» **Exercise instructions**: Only lines holding the string "JSON" are wanted; copy each one from the material.

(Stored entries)
• • • • • • •

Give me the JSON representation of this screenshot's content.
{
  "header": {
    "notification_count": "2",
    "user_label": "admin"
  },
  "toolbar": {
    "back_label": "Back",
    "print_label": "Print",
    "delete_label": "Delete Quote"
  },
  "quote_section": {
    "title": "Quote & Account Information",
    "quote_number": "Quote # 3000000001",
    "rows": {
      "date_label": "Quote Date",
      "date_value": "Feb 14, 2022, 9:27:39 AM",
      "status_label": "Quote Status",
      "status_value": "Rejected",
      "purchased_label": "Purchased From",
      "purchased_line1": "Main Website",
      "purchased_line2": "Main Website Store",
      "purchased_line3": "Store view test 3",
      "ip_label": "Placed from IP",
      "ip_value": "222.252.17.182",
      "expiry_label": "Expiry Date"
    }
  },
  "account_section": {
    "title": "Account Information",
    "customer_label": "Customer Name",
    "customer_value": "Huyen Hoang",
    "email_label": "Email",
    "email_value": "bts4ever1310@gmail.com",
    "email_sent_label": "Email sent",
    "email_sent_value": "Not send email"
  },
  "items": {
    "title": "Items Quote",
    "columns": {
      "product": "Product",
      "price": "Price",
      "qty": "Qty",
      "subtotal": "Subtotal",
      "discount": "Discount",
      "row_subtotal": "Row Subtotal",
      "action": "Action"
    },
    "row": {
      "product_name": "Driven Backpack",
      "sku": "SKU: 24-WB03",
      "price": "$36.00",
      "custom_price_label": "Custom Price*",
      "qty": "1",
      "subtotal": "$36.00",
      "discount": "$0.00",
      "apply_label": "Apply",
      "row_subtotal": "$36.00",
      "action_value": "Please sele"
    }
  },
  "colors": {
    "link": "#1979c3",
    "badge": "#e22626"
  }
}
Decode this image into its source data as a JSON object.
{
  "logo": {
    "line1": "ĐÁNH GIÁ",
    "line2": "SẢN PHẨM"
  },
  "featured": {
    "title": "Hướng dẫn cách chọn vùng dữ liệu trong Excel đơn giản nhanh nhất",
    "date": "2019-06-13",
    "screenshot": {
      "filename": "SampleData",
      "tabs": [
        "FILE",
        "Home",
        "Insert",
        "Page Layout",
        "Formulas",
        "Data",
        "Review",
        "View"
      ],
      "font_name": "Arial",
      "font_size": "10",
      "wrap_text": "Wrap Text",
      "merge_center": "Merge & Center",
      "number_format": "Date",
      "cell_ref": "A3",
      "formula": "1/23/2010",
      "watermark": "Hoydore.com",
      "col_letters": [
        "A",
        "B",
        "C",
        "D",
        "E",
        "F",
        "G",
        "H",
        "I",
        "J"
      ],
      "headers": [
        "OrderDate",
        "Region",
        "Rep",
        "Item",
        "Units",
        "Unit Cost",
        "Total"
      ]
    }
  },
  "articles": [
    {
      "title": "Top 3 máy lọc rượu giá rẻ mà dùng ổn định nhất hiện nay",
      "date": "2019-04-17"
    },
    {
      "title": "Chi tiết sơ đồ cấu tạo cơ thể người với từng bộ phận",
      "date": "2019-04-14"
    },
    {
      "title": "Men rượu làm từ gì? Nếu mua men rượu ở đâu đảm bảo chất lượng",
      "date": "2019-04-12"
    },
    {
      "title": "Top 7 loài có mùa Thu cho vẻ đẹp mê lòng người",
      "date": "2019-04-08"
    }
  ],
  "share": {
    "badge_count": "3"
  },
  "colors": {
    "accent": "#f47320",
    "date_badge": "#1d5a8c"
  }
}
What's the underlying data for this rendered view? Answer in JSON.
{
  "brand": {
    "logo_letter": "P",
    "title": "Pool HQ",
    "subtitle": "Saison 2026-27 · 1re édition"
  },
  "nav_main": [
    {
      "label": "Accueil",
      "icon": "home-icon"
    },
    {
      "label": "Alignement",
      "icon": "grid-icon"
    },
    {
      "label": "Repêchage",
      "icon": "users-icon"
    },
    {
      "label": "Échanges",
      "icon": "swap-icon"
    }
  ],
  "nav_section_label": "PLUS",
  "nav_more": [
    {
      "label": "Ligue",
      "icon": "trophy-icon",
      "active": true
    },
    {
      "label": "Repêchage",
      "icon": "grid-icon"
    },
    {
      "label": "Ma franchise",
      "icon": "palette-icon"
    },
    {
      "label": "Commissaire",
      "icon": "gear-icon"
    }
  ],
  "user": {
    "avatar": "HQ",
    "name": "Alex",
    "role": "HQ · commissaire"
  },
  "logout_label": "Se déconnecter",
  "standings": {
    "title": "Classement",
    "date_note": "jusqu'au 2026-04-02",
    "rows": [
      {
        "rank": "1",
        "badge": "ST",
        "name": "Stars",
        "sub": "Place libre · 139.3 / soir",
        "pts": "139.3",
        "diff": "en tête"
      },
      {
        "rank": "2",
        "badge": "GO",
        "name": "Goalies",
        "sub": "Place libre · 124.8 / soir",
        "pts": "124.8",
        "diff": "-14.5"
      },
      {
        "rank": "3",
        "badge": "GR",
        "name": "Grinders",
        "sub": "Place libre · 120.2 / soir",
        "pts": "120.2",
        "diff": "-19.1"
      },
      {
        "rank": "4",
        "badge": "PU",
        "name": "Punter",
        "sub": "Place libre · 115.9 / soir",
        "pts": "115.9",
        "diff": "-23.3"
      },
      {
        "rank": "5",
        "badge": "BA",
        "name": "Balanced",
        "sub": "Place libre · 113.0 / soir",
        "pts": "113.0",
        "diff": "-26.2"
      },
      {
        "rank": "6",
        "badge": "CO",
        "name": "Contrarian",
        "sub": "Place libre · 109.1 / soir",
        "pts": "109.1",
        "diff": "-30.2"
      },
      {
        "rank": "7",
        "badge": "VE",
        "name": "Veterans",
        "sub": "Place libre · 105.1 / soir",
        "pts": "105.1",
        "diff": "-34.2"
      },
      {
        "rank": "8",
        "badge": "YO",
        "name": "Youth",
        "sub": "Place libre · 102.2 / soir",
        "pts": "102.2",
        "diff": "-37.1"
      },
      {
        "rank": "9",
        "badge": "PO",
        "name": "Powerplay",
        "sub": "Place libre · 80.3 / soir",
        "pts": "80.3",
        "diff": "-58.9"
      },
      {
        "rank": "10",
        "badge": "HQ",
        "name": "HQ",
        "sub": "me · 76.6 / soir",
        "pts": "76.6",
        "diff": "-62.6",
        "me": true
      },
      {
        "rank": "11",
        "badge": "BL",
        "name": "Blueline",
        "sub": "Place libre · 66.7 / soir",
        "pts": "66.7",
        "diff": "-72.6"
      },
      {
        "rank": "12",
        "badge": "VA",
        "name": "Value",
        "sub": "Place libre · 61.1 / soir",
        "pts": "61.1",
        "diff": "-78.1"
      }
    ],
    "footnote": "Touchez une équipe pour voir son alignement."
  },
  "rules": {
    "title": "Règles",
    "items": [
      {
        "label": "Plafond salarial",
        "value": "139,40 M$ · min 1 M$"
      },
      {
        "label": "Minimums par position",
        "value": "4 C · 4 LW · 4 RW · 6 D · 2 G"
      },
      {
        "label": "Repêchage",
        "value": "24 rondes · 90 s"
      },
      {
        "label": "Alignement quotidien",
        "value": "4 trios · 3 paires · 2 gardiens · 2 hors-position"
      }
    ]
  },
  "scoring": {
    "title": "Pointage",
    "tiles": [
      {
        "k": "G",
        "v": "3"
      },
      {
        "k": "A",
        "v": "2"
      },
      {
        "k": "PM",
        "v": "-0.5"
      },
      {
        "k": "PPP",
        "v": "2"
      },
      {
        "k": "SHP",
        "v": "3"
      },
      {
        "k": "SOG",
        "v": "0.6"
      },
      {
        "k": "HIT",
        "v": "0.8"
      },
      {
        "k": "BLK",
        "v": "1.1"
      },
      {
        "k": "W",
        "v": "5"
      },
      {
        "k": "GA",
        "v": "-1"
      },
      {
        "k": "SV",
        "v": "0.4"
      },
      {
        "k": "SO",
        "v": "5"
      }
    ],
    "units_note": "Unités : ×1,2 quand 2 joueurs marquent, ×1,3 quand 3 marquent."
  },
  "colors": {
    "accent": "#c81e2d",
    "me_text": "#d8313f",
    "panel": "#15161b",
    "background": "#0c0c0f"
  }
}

• • • • • • •

» **Result for this task**:
Give me the JSON representation of this screenshot's content.
Decode this image into its source data as a JSON object.
What's the underlying data for this rendered view? Answer in JSON.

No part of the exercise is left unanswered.